Task to carry out
Transcribe the listing in full, excluding any pictures.

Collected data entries
------------------------------
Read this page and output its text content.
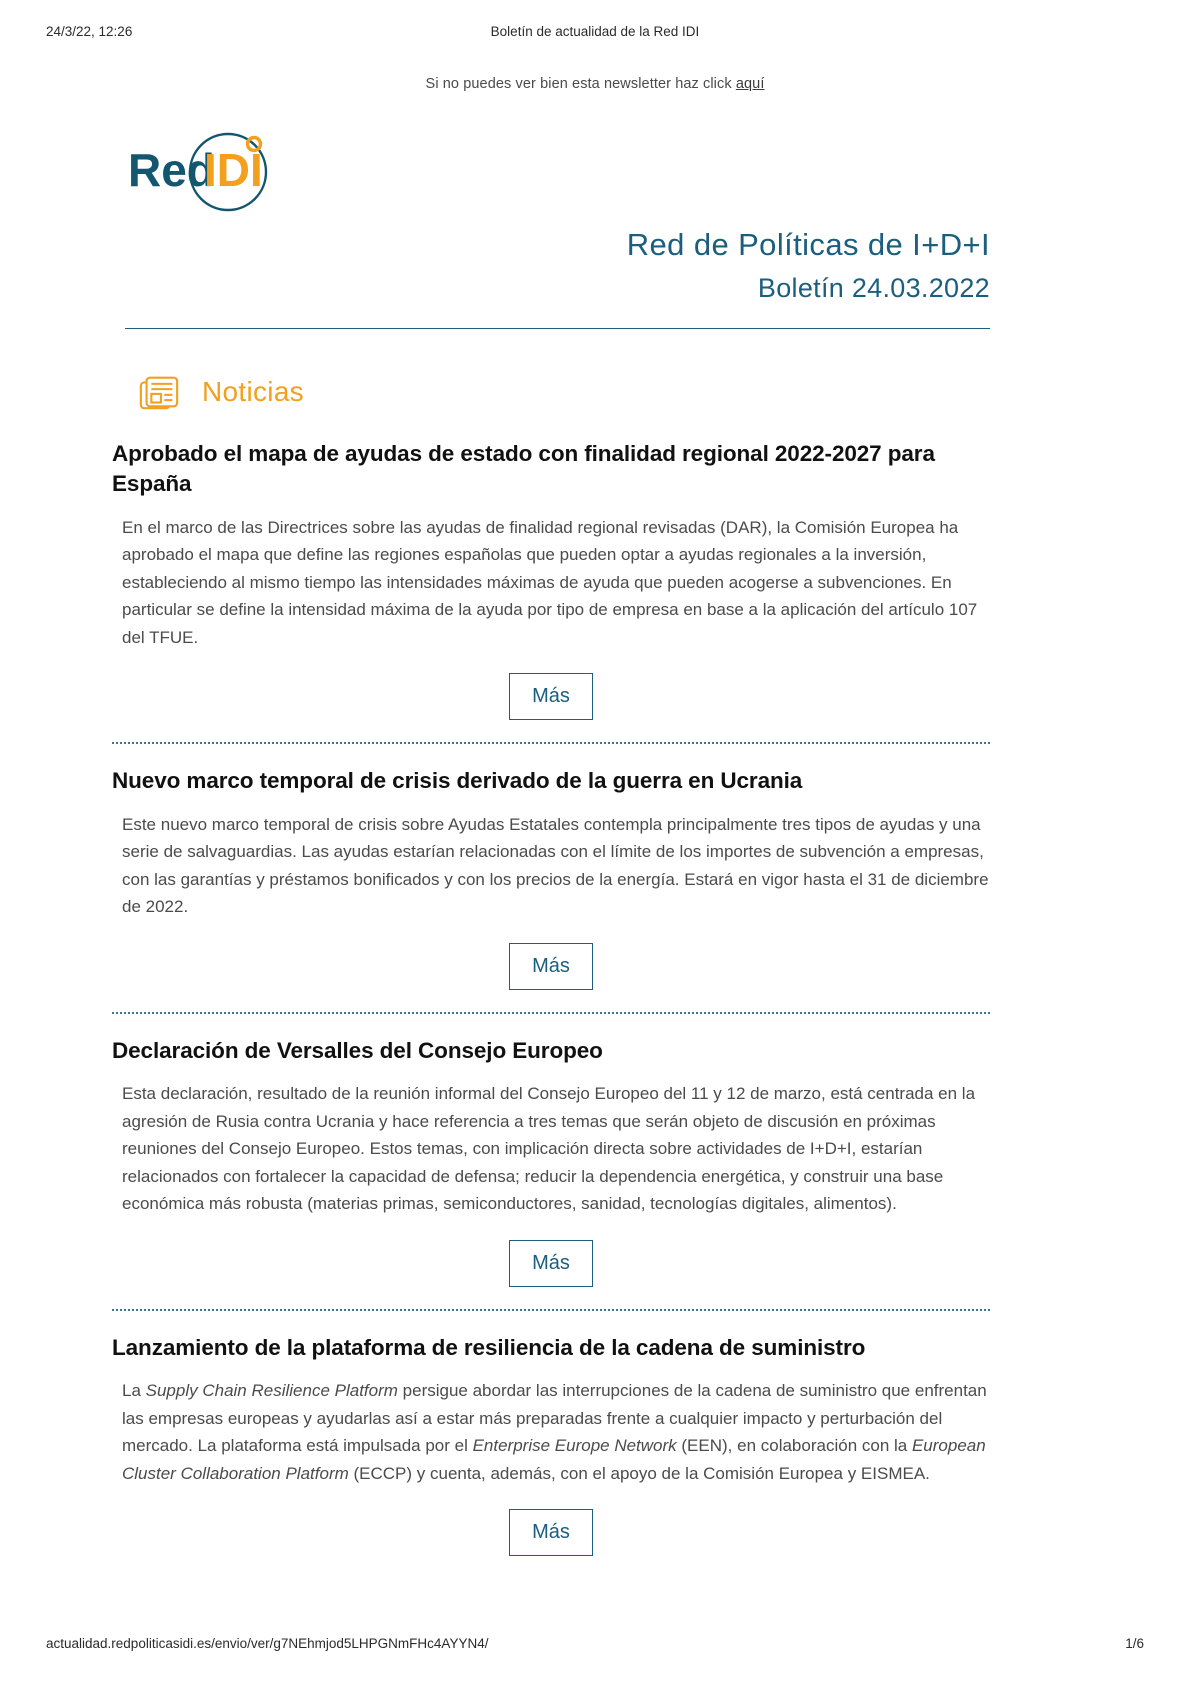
24/3/22, 12:26	Boletín de actualidad de la Red IDI
Si no puedes ver bien esta newsletter haz click aquí
Red
IDI
Red de Políticas de I+D+I
Boletín 24.03.2022
Noticias
Aprobado el mapa de ayudas de estado con finalidad regional 2022-2027 para España

En el marco de las Directrices sobre las ayudas de finalidad regional revisadas (DAR), la Comisión Europea ha aprobado el mapa que define las regiones españolas que pueden optar a ayudas regionales a la inversión, estableciendo al mismo tiempo las intensidades máximas de ayuda que pueden acogerse a subvenciones. En particular se define la intensidad máxima de la ayuda por tipo de empresa en base a la aplicación del artículo 107 del TFUE.

Más
Nuevo marco temporal de crisis derivado de la guerra en Ucrania

Este nuevo marco temporal de crisis sobre Ayudas Estatales contempla principalmente tres tipos de ayudas y una serie de salvaguardias. Las ayudas estarían relacionadas con el límite de los importes de subvención a empresas, con las garantías y préstamos bonificados y con los precios de la energía. Estará en vigor hasta el 31 de diciembre de 2022.

Más
Declaración de Versalles del Consejo Europeo

Esta declaración, resultado de la reunión informal del Consejo Europeo del 11 y 12 de marzo, está centrada en la agresión de Rusia contra Ucrania y hace referencia a tres temas que serán objeto de discusión en próximas reuniones del Consejo Europeo. Estos temas, con implicación directa sobre actividades de I+D+I, estarían relacionados con fortalecer la capacidad de defensa; reducir la dependencia energética, y construir una base económica más robusta (materias primas, semiconductores, sanidad, tecnologías digitales, alimentos).

Más
Lanzamiento de la plataforma de resiliencia de la cadena de suministro

La Supply Chain Resilience Platform persigue abordar las interrupciones de la cadena de suministro que enfrentan las empresas europeas y ayudarlas así a estar más preparadas frente a cualquier impacto y perturbación del mercado. La plataforma está impulsada por el Enterprise Europe Network (EEN), en colaboración con la European Cluster Collaboration Platform (ECCP) y cuenta, además, con el apoyo de la Comisión Europea y EISMEA.

Más
actualidad.redpoliticasidi.es/envio/ver/g7NEhmjod5LHPGNmFHc4AYYN4/	1/6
------------------------------
Exercise solution
Read this page and output its text content.
24/3/22, 12:26	Boletín de actualidad de la Red IDI
Si no puedes ver bien esta newsletter haz click aquí
Red
IDI
Red de Políticas de I+D+I
Boletín 24.03.2022
Noticias
Aprobado el mapa de ayudas de estado con finalidad regional 2022-2027 para España

En el marco de las Directrices sobre las ayudas de finalidad regional revisadas (DAR), la Comisión Europea ha aprobado el mapa que define las regiones españolas que pueden optar a ayudas regionales a la inversión, estableciendo al mismo tiempo las intensidades máximas de ayuda que pueden acogerse a subvenciones. En particular se define la intensidad máxima de la ayuda por tipo de empresa en base a la aplicación del artículo 107 del TFUE.

Más
Nuevo marco temporal de crisis derivado de la guerra en Ucrania

Este nuevo marco temporal de crisis sobre Ayudas Estatales contempla principalmente tres tipos de ayudas y una serie de salvaguardias. Las ayudas estarían relacionadas con el límite de los importes de subvención a empresas, con las garantías y préstamos bonificados y con los precios de la energía. Estará en vigor hasta el 31 de diciembre de 2022.

Más
Declaración de Versalles del Consejo Europeo

Esta declaración, resultado de la reunión informal del Consejo Europeo del 11 y 12 de marzo, está centrada en la agresión de Rusia contra Ucrania y hace referencia a tres temas que serán objeto de discusión en próximas reuniones del Consejo Europeo. Estos temas, con implicación directa sobre actividades de I+D+I, estarían relacionados con fortalecer la capacidad de defensa; reducir la dependencia energética, y construir una base económica más robusta (materias primas, semiconductores, sanidad, tecnologías digitales, alimentos).

Más
Lanzamiento de la plataforma de resiliencia de la cadena de suministro

La Supply Chain Resilience Platform persigue abordar las interrupciones de la cadena de suministro que enfrentan las empresas europeas y ayudarlas así a estar más preparadas frente a cualquier impacto y perturbación del mercado. La plataforma está impulsada por el Enterprise Europe Network (EEN), en colaboración con la European Cluster Collaboration Platform (ECCP) y cuenta, además, con el apoyo de la Comisión Europea y EISMEA.

Más
actualidad.redpoliticasidi.es/envio/ver/g7NEhmjod5LHPGNmFHc4AYYN4/	1/6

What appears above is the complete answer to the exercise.